┌─ DATA RECORDS
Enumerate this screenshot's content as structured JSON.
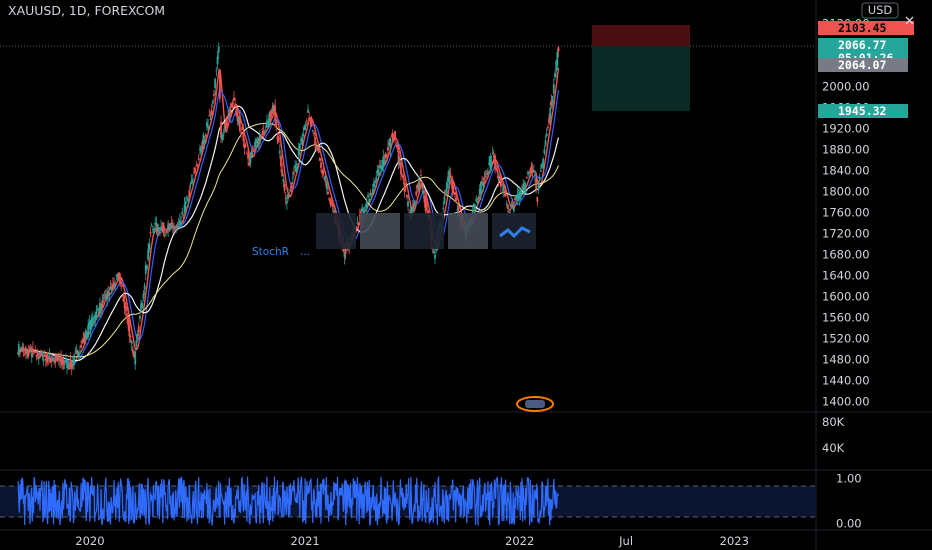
{
  "header": {
    "title": "XAUUSD, 1D, FOREXCOM"
  },
  "currency_button": "USD",
  "colors": {
    "background": "#000000",
    "up": "#26a69a",
    "down": "#ef5350",
    "ma_fast": "#ef5350",
    "ma_mid": "#2962ff",
    "ma_slow": "#f5f5f5",
    "ma_long": "#f0e68c",
    "rsi": "#2f6bff",
    "stop_zone": "#4a0f12",
    "target_zone": "#0b2a26"
  },
  "badges": {
    "stop": "2103.45",
    "last_price": "2066.77",
    "countdown": "05:01:26",
    "prev_close": "2064.07",
    "target": "1945.32"
  },
  "overlay": {
    "stoch_label": "StochR",
    "stoch_values": "..."
  },
  "chart_data": {
    "type": "candlestick",
    "title": "XAUUSD, 1D, FOREXCOM",
    "x_ticks": [
      "2020",
      "2021",
      "2022",
      "Jul",
      "2023"
    ],
    "price_axis": {
      "ticks": [
        2120,
        2080,
        2040,
        2000,
        1960,
        1920,
        1880,
        1840,
        1800,
        1760,
        1720,
        1680,
        1640,
        1600,
        1560,
        1520,
        1480,
        1440,
        1400
      ],
      "range": [
        1380,
        2130
      ]
    },
    "volume_axis": {
      "ticks": [
        "80K",
        "40K"
      ]
    },
    "oscillator_axis": {
      "ticks": [
        "1.00",
        "0.00"
      ],
      "range": [
        -0.15,
        1.15
      ]
    },
    "key_prices": {
      "high_2020": 2075,
      "last": 2066.77,
      "prev_close": 2064.07,
      "stop": 2103.45,
      "target": 1945.32
    },
    "anchor_path": [
      [
        "2019-09-01",
        1500
      ],
      [
        "2019-12-01",
        1470
      ],
      [
        "2020-01-08",
        1560
      ],
      [
        "2020-02-20",
        1640
      ],
      [
        "2020-03-17",
        1480
      ],
      [
        "2020-04-14",
        1730
      ],
      [
        "2020-06-01",
        1730
      ],
      [
        "2020-07-27",
        1960
      ],
      [
        "2020-08-07",
        2070
      ],
      [
        "2020-08-11",
        1900
      ],
      [
        "2020-09-01",
        1970
      ],
      [
        "2020-09-28",
        1860
      ],
      [
        "2020-11-09",
        1960
      ],
      [
        "2020-11-30",
        1770
      ],
      [
        "2021-01-06",
        1950
      ],
      [
        "2021-03-08",
        1680
      ],
      [
        "2021-04-20",
        1790
      ],
      [
        "2021-06-01",
        1910
      ],
      [
        "2021-06-29",
        1750
      ],
      [
        "2021-07-16",
        1830
      ],
      [
        "2021-08-09",
        1680
      ],
      [
        "2021-09-03",
        1830
      ],
      [
        "2021-09-29",
        1720
      ],
      [
        "2021-11-16",
        1870
      ],
      [
        "2021-12-15",
        1760
      ],
      [
        "2022-01-25",
        1850
      ],
      [
        "2022-01-31",
        1790
      ],
      [
        "2022-02-24",
        1970
      ],
      [
        "2022-03-08",
        2075
      ]
    ]
  }
}
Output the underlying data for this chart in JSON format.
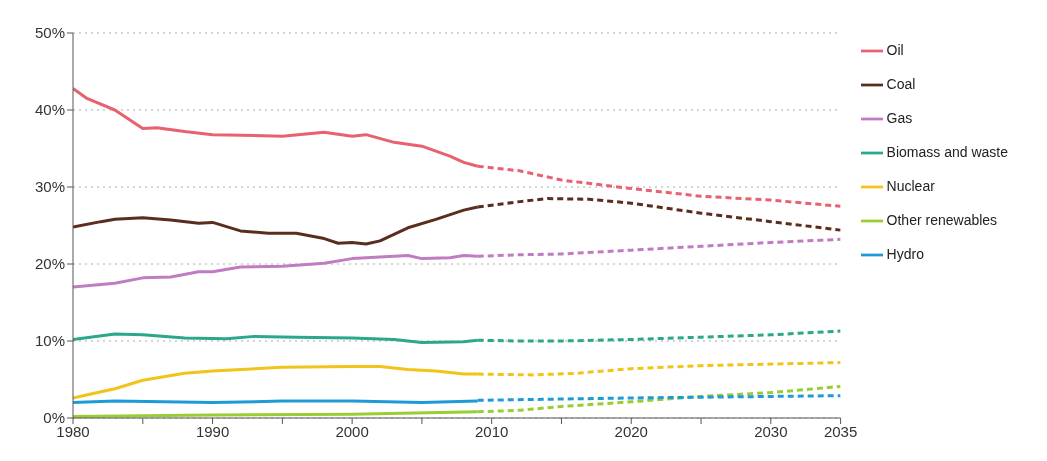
{
  "chart_data": {
    "type": "line",
    "xlim": [
      1980,
      2035
    ],
    "xticks": [
      1980,
      {
        "value": 1985,
        "label": null
      },
      1990,
      {
        "value": 1995,
        "label": null
      },
      2000,
      {
        "value": 2005,
        "label": null
      },
      2010,
      {
        "value": 2015,
        "label": null
      },
      2020,
      {
        "value": 2025,
        "label": null
      },
      2030,
      2035
    ],
    "ylim": [
      0,
      50
    ],
    "yticks": [
      {
        "value": 0,
        "label": "0%"
      },
      {
        "value": 10,
        "label": "10%"
      },
      {
        "value": 20,
        "label": "20%"
      },
      {
        "value": 30,
        "label": "30%"
      },
      {
        "value": 40,
        "label": "40%"
      },
      {
        "value": 50,
        "label": "50%"
      }
    ],
    "grid": "y",
    "legend": "right",
    "marker": "none",
    "series": [
      {
        "name": "Oil",
        "color": "#e8616e",
        "line_style": "solid",
        "x": [
          1980,
          1981,
          1983,
          1985,
          1986,
          1988,
          1990,
          1995,
          1998,
          2000,
          2001,
          2003,
          2005,
          2007,
          2008,
          2009
        ],
        "values": [
          42.8,
          41.5,
          40,
          37.6,
          37.7,
          37.2,
          36.8,
          36.6,
          37.1,
          36.6,
          36.8,
          35.8,
          35.3,
          34,
          33.2,
          32.7
        ]
      },
      {
        "name": "Coal",
        "color": "#5a2d1e",
        "line_style": "solid",
        "x": [
          1980,
          1982,
          1983,
          1985,
          1987,
          1989,
          1990,
          1992,
          1994,
          1996,
          1998,
          1999,
          2000,
          2001,
          2002,
          2004,
          2006,
          2008,
          2009
        ],
        "values": [
          24.8,
          25.5,
          25.8,
          26.0,
          25.7,
          25.3,
          25.4,
          24.3,
          24.0,
          24.0,
          23.3,
          22.7,
          22.8,
          22.6,
          23.0,
          24.7,
          25.8,
          27.0,
          27.4
        ]
      },
      {
        "name": "Gas",
        "color": "#c07cc0",
        "line_style": "solid",
        "x": [
          1980,
          1983,
          1985,
          1987,
          1989,
          1990,
          1992,
          1995,
          1998,
          2000,
          2002,
          2004,
          2005,
          2007,
          2008,
          2009
        ],
        "values": [
          17.0,
          17.5,
          18.2,
          18.3,
          19.0,
          19.0,
          19.6,
          19.7,
          20.1,
          20.7,
          20.9,
          21.1,
          20.7,
          20.8,
          21.1,
          21.0
        ]
      },
      {
        "name": "Biomass and waste",
        "color": "#2aa889",
        "line_style": "solid",
        "x": [
          1980,
          1983,
          1985,
          1988,
          1991,
          1993,
          1996,
          2000,
          2003,
          2005,
          2008,
          2009
        ],
        "values": [
          10.2,
          10.9,
          10.8,
          10.4,
          10.3,
          10.6,
          10.5,
          10.4,
          10.2,
          9.8,
          9.9,
          10.1
        ]
      },
      {
        "name": "Nuclear",
        "color": "#f2c318",
        "line_style": "solid",
        "x": [
          1980,
          1982,
          1983,
          1985,
          1988,
          1990,
          1995,
          2000,
          2002,
          2004,
          2006,
          2008,
          2009
        ],
        "values": [
          2.6,
          3.4,
          3.8,
          4.9,
          5.8,
          6.1,
          6.6,
          6.7,
          6.7,
          6.3,
          6.1,
          5.7,
          5.7
        ]
      },
      {
        "name": "Other renewables",
        "color": "#9acd32",
        "line_style": "solid",
        "x": [
          1980,
          1990,
          2000,
          2009
        ],
        "values": [
          0.2,
          0.4,
          0.5,
          0.8
        ]
      },
      {
        "name": "Hydro",
        "color": "#1e9bd7",
        "line_style": "solid",
        "x": [
          1980,
          1983,
          1990,
          1995,
          2000,
          2005,
          2009
        ],
        "values": [
          2.0,
          2.2,
          2.0,
          2.2,
          2.2,
          2.0,
          2.2
        ]
      },
      {
        "color": "#e8616e",
        "line_style": "dashed",
        "x": [
          2009,
          2012,
          2015,
          2020,
          2025,
          2030,
          2035
        ],
        "values": [
          32.7,
          32.1,
          30.9,
          29.8,
          28.8,
          28.3,
          27.5
        ]
      },
      {
        "color": "#5a2d1e",
        "line_style": "dashed",
        "x": [
          2009,
          2012,
          2014,
          2017,
          2020,
          2025,
          2030,
          2035
        ],
        "values": [
          27.4,
          28.1,
          28.5,
          28.4,
          27.9,
          26.6,
          25.5,
          24.4
        ]
      },
      {
        "color": "#c07cc0",
        "line_style": "dashed",
        "x": [
          2009,
          2012,
          2015,
          2020,
          2025,
          2030,
          2035
        ],
        "values": [
          21.0,
          21.2,
          21.3,
          21.8,
          22.3,
          22.8,
          23.2
        ]
      },
      {
        "color": "#2aa889",
        "line_style": "dashed",
        "x": [
          2009,
          2012,
          2015,
          2020,
          2025,
          2030,
          2035
        ],
        "values": [
          10.1,
          10.0,
          10.0,
          10.2,
          10.5,
          10.8,
          11.3
        ]
      },
      {
        "color": "#f2c318",
        "line_style": "dashed",
        "x": [
          2009,
          2013,
          2016,
          2020,
          2025,
          2030,
          2035
        ],
        "values": [
          5.7,
          5.6,
          5.8,
          6.4,
          6.8,
          7.0,
          7.2
        ]
      },
      {
        "color": "#9acd32",
        "line_style": "dashed",
        "x": [
          2009,
          2012,
          2015,
          2020,
          2025,
          2030,
          2035
        ],
        "values": [
          0.8,
          1.0,
          1.5,
          2.1,
          2.8,
          3.3,
          4.1
        ]
      },
      {
        "color": "#1e9bd7",
        "line_style": "dashed",
        "x": [
          2009,
          2020,
          2035
        ],
        "values": [
          2.3,
          2.6,
          2.9
        ]
      }
    ]
  }
}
└─
### [AIM]
Pull every line containing the word "title" out of the material.

### [OUTPUT OF THE TASK]
    "title": "XAUUSD, 1D, FOREXCOM"
    "title": "XAUUSD, 1D, FOREXCOM",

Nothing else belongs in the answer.